# TASK PROMPT:
Put every line of the data below into a numbered list, leaving out any blank lines.
# # # # #
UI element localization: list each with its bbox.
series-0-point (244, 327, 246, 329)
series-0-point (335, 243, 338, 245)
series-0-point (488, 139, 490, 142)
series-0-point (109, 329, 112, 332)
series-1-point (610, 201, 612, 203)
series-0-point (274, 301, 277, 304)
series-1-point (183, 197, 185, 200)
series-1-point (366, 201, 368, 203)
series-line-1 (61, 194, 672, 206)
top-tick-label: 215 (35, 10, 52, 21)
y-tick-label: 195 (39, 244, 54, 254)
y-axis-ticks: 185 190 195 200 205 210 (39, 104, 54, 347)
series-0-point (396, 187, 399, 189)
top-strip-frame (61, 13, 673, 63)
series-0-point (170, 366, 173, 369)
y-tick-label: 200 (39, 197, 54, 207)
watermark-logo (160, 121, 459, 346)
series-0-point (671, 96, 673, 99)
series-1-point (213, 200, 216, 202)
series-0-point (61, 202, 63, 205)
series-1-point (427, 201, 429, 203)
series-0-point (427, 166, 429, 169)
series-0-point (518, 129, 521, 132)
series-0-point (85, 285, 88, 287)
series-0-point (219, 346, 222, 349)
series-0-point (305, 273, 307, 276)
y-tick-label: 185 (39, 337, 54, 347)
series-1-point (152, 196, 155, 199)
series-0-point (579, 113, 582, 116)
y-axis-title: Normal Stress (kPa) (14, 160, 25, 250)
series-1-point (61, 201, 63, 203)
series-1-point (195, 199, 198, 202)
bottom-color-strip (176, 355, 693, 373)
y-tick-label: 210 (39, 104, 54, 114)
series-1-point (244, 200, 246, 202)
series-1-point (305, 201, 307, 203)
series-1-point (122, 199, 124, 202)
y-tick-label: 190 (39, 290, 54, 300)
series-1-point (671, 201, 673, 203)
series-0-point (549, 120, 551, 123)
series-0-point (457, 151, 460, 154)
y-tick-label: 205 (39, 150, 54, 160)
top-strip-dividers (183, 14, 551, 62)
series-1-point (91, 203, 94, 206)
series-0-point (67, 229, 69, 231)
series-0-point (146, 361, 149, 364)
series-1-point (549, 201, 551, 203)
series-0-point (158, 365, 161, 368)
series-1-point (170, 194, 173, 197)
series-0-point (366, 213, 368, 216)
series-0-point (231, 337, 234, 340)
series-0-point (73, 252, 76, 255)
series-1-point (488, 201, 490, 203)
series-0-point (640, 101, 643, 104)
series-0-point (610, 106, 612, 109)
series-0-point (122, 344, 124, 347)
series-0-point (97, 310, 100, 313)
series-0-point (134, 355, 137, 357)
# # # # #
# EXPECTED ANSWER:
1. UI element localization: list each with its bbox.
2. series-0-point (244, 327, 246, 329)
3. series-0-point (335, 243, 338, 245)
4. series-0-point (488, 139, 490, 142)
5. series-0-point (109, 329, 112, 332)
6. series-1-point (610, 201, 612, 203)
7. series-0-point (274, 301, 277, 304)
8. series-1-point (183, 197, 185, 200)
9. series-1-point (366, 201, 368, 203)
10. series-line-1 (61, 194, 672, 206)
11. top-tick-label: 215 (35, 10, 52, 21)
12. y-tick-label: 195 (39, 244, 54, 254)
13. y-axis-ticks: 185 190 195 200 205 210 (39, 104, 54, 347)
14. series-0-point (396, 187, 399, 189)
15. top-strip-frame (61, 13, 673, 63)
16. series-0-point (170, 366, 173, 369)
17. y-tick-label: 200 (39, 197, 54, 207)
18. watermark-logo (160, 121, 459, 346)
19. series-0-point (671, 96, 673, 99)
20. series-1-point (213, 200, 216, 202)
21. series-0-point (61, 202, 63, 205)
22. series-1-point (427, 201, 429, 203)
23. series-0-point (427, 166, 429, 169)
24. series-0-point (518, 129, 521, 132)
25. series-0-point (85, 285, 88, 287)
26. series-0-point (219, 346, 222, 349)
27. series-0-point (305, 273, 307, 276)
28. y-tick-label: 185 (39, 337, 54, 347)
29. series-1-point (152, 196, 155, 199)
30. series-0-point (579, 113, 582, 116)
31. y-axis-title: Normal Stress (kPa) (14, 160, 25, 250)
32. series-1-point (61, 201, 63, 203)
33. series-1-point (195, 199, 198, 202)
34. bottom-color-strip (176, 355, 693, 373)
35. y-tick-label: 210 (39, 104, 54, 114)
36. series-1-point (244, 200, 246, 202)
37. series-1-point (305, 201, 307, 203)
38. series-1-point (122, 199, 124, 202)
39. y-tick-label: 190 (39, 290, 54, 300)
40. series-1-point (671, 201, 673, 203)
41. series-0-point (549, 120, 551, 123)
42. series-0-point (457, 151, 460, 154)
43. y-tick-label: 205 (39, 150, 54, 160)
44. top-strip-dividers (183, 14, 551, 62)
45. series-1-point (91, 203, 94, 206)
46. series-0-point (67, 229, 69, 231)
47. series-0-point (146, 361, 149, 364)
48. series-1-point (549, 201, 551, 203)
49. series-0-point (158, 365, 161, 368)
50. series-1-point (170, 194, 173, 197)
51. series-0-point (366, 213, 368, 216)
52. series-0-point (231, 337, 234, 340)
53. series-0-point (73, 252, 76, 255)
54. series-1-point (488, 201, 490, 203)
55. series-0-point (640, 101, 643, 104)
56. series-0-point (610, 106, 612, 109)
57. series-0-point (122, 344, 124, 347)
58. series-0-point (97, 310, 100, 313)
59. series-0-point (134, 355, 137, 357)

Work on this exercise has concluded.